* Records provided
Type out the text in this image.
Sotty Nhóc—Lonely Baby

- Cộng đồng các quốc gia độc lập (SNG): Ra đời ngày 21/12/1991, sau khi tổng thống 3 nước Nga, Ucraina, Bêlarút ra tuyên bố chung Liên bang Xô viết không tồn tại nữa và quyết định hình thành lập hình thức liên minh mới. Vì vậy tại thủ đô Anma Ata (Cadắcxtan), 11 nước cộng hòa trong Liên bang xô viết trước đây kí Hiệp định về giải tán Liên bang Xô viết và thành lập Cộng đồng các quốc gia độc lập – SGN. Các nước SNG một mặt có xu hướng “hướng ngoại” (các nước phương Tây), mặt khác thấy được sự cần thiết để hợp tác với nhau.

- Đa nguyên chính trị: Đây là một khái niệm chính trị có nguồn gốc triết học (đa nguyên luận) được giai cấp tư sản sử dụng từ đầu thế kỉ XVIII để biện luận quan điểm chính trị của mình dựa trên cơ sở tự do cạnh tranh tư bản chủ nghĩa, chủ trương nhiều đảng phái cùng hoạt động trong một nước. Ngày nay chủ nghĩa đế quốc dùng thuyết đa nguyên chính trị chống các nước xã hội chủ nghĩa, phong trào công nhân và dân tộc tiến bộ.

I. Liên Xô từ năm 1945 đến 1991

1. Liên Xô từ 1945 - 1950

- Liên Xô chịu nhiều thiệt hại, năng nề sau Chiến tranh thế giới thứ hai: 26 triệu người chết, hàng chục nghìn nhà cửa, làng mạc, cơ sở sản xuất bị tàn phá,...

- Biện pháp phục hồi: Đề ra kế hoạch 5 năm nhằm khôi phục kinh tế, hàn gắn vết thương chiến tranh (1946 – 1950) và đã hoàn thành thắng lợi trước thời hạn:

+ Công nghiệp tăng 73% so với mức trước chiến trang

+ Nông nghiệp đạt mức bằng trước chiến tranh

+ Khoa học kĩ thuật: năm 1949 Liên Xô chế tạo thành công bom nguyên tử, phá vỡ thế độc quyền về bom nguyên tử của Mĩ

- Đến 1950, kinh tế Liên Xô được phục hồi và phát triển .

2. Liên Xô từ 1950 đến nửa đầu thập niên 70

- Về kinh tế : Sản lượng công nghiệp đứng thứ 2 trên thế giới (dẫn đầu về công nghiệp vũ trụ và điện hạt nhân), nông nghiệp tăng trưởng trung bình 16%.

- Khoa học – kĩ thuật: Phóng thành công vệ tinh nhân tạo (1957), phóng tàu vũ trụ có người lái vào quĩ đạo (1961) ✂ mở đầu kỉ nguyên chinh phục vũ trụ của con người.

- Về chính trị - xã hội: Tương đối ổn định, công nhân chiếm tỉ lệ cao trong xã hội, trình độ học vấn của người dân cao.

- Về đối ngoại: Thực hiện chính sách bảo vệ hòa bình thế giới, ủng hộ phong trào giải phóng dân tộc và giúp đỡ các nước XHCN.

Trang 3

--

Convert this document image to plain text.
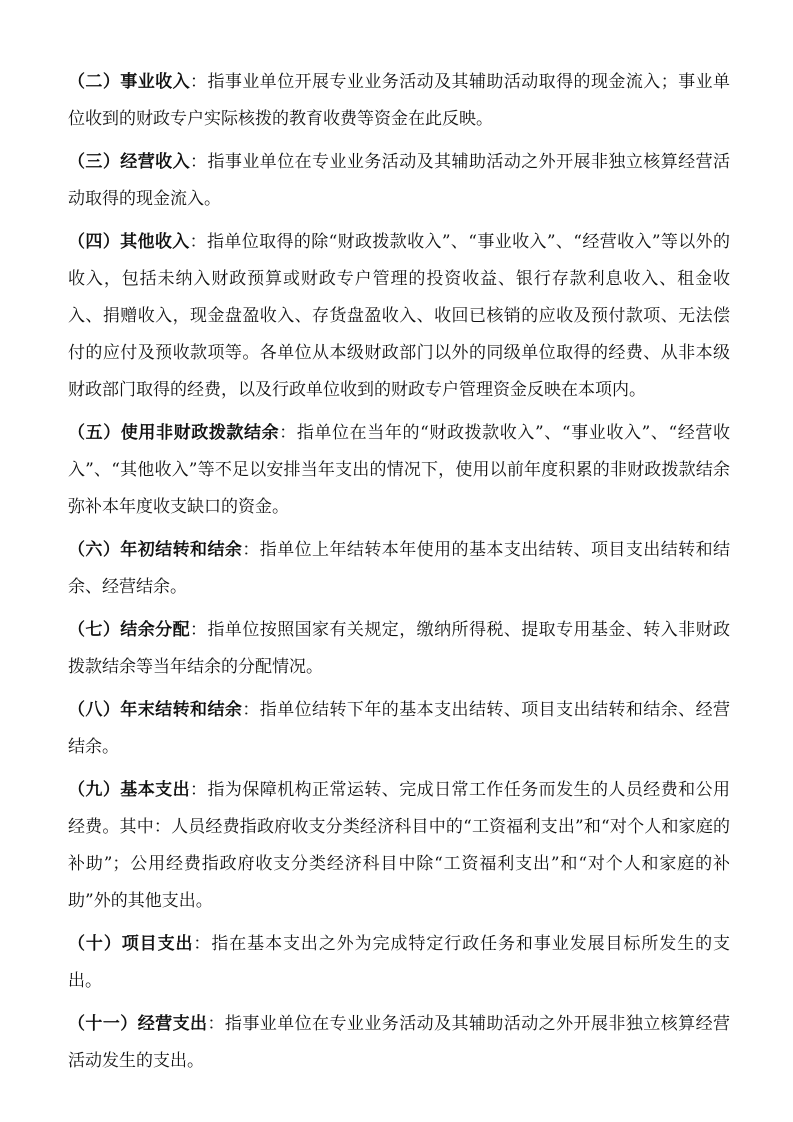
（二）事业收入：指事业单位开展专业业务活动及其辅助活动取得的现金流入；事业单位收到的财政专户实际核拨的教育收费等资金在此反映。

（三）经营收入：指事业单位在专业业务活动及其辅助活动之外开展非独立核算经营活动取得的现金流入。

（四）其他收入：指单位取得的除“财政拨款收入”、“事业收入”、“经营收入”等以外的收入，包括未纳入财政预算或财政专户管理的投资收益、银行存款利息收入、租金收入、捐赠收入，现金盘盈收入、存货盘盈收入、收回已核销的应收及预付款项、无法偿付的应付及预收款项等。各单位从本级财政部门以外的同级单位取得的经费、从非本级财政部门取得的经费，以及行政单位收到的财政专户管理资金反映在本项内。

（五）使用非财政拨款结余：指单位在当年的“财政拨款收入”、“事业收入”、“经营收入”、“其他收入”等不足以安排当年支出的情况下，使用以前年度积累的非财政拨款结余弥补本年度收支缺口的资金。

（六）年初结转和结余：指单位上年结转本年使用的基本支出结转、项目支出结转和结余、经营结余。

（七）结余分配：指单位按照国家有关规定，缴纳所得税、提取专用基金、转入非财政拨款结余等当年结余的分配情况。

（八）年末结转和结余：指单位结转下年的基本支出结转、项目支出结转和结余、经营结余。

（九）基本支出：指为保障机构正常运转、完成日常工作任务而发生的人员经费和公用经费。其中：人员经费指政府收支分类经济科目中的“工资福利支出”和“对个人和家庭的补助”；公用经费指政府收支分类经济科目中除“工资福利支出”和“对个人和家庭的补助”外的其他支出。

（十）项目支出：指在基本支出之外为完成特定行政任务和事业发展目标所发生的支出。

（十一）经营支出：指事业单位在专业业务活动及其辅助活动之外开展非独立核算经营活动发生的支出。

* Your objective
Search the entries for the word "quốc", then gather every line that has it.

* Output below
- Cộng đồng các quốc gia độc lập (SNG): Ra đời ngày 21/12/1991, sau khi tổng thống 3 nước Nga, Ucraina, Bêlarút ra tuyên bố chung Liên bang Xô viết không tồn tại nữa và quyết định hình thành lập hình thức liên minh mới. Vì vậy tại thủ đô Anma Ata (Cadắcxtan), 11 nước cộng hòa trong Liên bang xô viết trước đây kí Hiệp định về giải tán Liên bang Xô viết và thành lập Cộng đồng các quốc gia độc lập – SGN. Các nước SNG một mặt có xu hướng “hướng ngoại” (các nước phương Tây), mặt khác thấy được sự cần thiết để hợp tác với nhau.
- Đa nguyên chính trị: Đây là một khái niệm chính trị có nguồn gốc triết học (đa nguyên luận) được giai cấp tư sản sử dụng từ đầu thế kỉ XVIII để biện luận quan điểm chính trị của mình dựa trên cơ sở tự do cạnh tranh tư bản chủ nghĩa, chủ trương nhiều đảng phái cùng hoạt động trong một nước. Ngày nay chủ nghĩa đế quốc dùng thuyết đa nguyên chính trị chống các nước xã hội chủ nghĩa, phong trào công nhân và dân tộc tiến bộ.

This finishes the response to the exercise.